What to produce: Each line below should be reproduced without any alteration.

(Records from a collection)
=======
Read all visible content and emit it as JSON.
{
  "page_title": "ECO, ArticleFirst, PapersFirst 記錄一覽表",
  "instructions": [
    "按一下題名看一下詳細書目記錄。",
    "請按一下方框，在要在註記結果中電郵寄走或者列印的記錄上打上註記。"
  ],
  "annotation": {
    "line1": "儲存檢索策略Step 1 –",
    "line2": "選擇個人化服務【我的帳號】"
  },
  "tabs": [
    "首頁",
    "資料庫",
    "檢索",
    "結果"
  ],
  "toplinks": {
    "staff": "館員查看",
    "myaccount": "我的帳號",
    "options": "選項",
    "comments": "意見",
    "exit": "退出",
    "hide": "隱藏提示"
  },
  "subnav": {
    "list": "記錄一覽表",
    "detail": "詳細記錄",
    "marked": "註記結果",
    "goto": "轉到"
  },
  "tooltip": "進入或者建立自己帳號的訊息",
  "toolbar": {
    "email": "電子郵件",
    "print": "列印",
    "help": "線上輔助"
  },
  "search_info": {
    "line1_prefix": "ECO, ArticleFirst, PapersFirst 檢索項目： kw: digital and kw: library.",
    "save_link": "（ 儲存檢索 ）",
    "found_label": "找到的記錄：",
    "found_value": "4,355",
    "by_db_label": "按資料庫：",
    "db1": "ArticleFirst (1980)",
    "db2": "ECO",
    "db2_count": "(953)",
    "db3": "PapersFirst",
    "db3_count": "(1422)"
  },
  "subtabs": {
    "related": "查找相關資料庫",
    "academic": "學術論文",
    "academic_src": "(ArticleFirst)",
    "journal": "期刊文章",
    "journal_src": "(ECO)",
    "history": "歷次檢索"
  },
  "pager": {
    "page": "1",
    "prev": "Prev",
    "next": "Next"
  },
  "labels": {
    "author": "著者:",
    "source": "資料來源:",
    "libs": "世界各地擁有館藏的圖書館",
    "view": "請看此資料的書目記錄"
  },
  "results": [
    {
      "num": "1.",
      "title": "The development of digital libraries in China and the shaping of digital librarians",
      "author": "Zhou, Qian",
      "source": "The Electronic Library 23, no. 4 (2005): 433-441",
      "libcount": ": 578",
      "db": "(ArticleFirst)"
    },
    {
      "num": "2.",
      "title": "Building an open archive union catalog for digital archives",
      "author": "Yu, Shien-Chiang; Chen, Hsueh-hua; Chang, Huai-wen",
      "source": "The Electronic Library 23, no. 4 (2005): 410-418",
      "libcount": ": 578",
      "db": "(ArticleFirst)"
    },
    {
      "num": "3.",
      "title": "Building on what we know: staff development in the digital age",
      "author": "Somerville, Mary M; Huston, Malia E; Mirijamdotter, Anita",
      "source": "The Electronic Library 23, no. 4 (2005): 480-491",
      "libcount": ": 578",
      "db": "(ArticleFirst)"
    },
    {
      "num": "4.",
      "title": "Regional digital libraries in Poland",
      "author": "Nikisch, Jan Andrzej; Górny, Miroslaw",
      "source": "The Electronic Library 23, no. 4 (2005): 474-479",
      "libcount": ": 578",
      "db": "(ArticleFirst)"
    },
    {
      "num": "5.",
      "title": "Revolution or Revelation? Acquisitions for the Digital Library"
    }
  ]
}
=======
Response for this exercise:
Read all visible content and emit it as JSON.
{
  "page_title": "ECO, ArticleFirst, PapersFirst 記錄一覽表",
  "instructions": [
    "按一下題名看一下詳細書目記錄。",
    "請按一下方框，在要在註記結果中電郵寄走或者列印的記錄上打上註記。"
  ],
  "annotation": {
    "line1": "儲存檢索策略Step 1 –",
    "line2": "選擇個人化服務【我的帳號】"
  },
  "tabs": [
    "首頁",
    "資料庫",
    "檢索",
    "結果"
  ],
  "toplinks": {
    "staff": "館員查看",
    "myaccount": "我的帳號",
    "options": "選項",
    "comments": "意見",
    "exit": "退出",
    "hide": "隱藏提示"
  },
  "subnav": {
    "list": "記錄一覽表",
    "detail": "詳細記錄",
    "marked": "註記結果",
    "goto": "轉到"
  },
  "tooltip": "進入或者建立自己帳號的訊息",
  "toolbar": {
    "email": "電子郵件",
    "print": "列印",
    "help": "線上輔助"
  },
  "search_info": {
    "line1_prefix": "ECO, ArticleFirst, PapersFirst 檢索項目： kw: digital and kw: library.",
    "save_link": "（ 儲存檢索 ）",
    "found_label": "找到的記錄：",
    "found_value": "4,355",
    "by_db_label": "按資料庫：",
    "db1": "ArticleFirst (1980)",
    "db2": "ECO",
    "db2_count": "(953)",
    "db3": "PapersFirst",
    "db3_count": "(1422)"
  },
  "subtabs": {
    "related": "查找相關資料庫",
    "academic": "學術論文",
    "academic_src": "(ArticleFirst)",
    "journal": "期刊文章",
    "journal_src": "(ECO)",
    "history": "歷次檢索"
  },
  "pager": {
    "page": "1",
    "prev": "Prev",
    "next": "Next"
  },
  "labels": {
    "author": "著者:",
    "source": "資料來源:",
    "libs": "世界各地擁有館藏的圖書館",
    "view": "請看此資料的書目記錄"
  },
  "results": [
    {
      "num": "1.",
      "title": "The development of digital libraries in China and the shaping of digital librarians",
      "author": "Zhou, Qian",
      "source": "The Electronic Library 23, no. 4 (2005): 433-441",
      "libcount": ": 578",
      "db": "(ArticleFirst)"
    },
    {
      "num": "2.",
      "title": "Building an open archive union catalog for digital archives",
      "author": "Yu, Shien-Chiang; Chen, Hsueh-hua; Chang, Huai-wen",
      "source": "The Electronic Library 23, no. 4 (2005): 410-418",
      "libcount": ": 578",
      "db": "(ArticleFirst)"
    },
    {
      "num": "3.",
      "title": "Building on what we know: staff development in the digital age",
      "author": "Somerville, Mary M; Huston, Malia E; Mirijamdotter, Anita",
      "source": "The Electronic Library 23, no. 4 (2005): 480-491",
      "libcount": ": 578",
      "db": "(ArticleFirst)"
    },
    {
      "num": "4.",
      "title": "Regional digital libraries in Poland",
      "author": "Nikisch, Jan Andrzej; Górny, Miroslaw",
      "source": "The Electronic Library 23, no. 4 (2005): 474-479",
      "libcount": ": 578",
      "db": "(ArticleFirst)"
    },
    {
      "num": "5.",
      "title": "Revolution or Revelation? Acquisitions for the Digital Library"
    }
  ]
}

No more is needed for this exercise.